**Instructions to follow**
Below is a block of records; return all of them exactly, but without the images.

** START **

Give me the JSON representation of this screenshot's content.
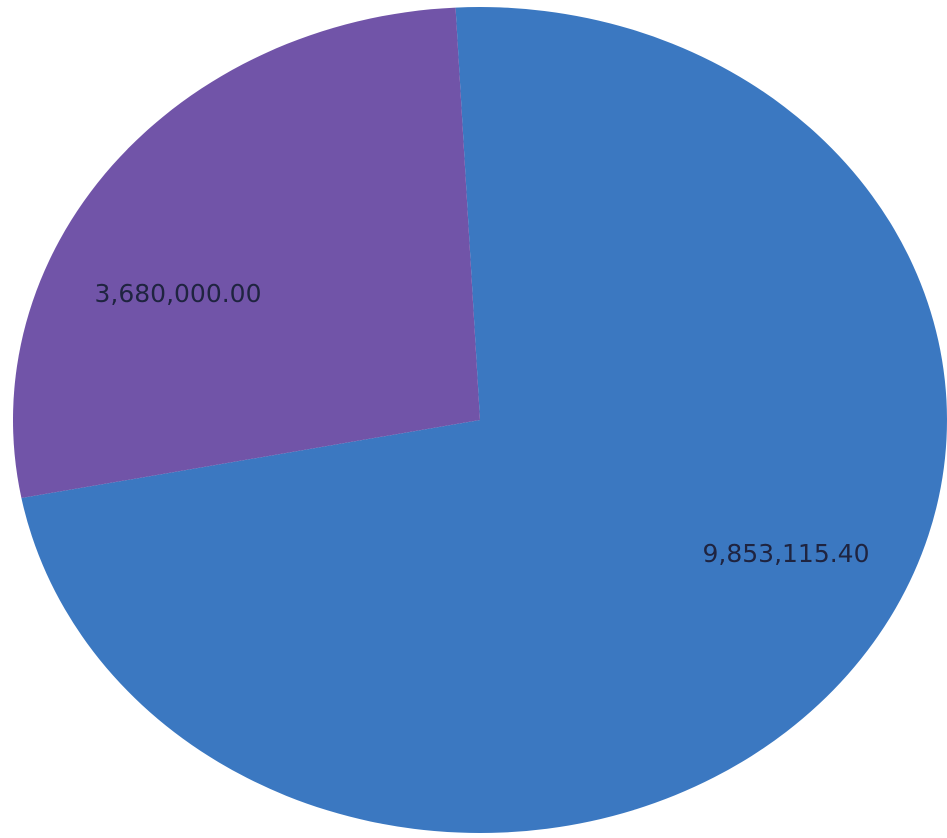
{
  "chart_data": {
    "type": "pie",
    "title": "",
    "labels_shown": "values",
    "start_angle_deg": 93,
    "direction": "clockwise",
    "slices": [
      {
        "value": 9853115.4,
        "label": "9,853,115.40",
        "color": "#3b78c1"
      },
      {
        "value": 3680000.0,
        "label": "3,680,000.00",
        "color": "#7154a8"
      }
    ],
    "legend": "none"
  }
}
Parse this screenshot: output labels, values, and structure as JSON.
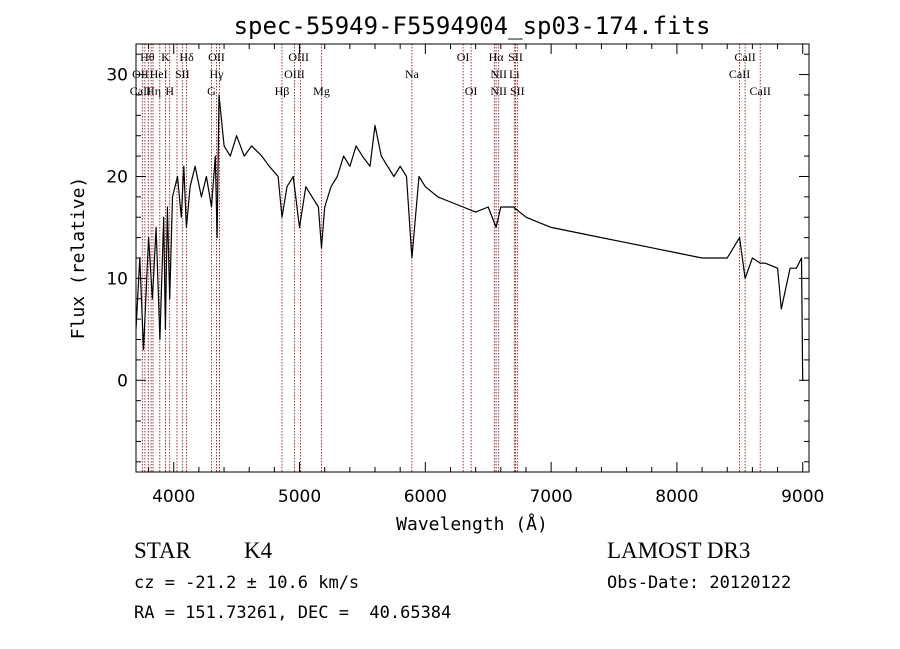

** END **

**Full solution**
Give me the JSON representation of this screenshot's content.
{
  "chart_data": {
    "type": "pie",
    "title": "",
    "labels_shown": "values",
    "start_angle_deg": 93,
    "direction": "clockwise",
    "slices": [
      {
        "value": 9853115.4,
        "label": "9,853,115.40",
        "color": "#3b78c1"
      },
      {
        "value": 3680000.0,
        "label": "3,680,000.00",
        "color": "#7154a8"
      }
    ],
    "legend": "none"
  }
}
Parse this screenshot: output labels, values, and structure as JSON.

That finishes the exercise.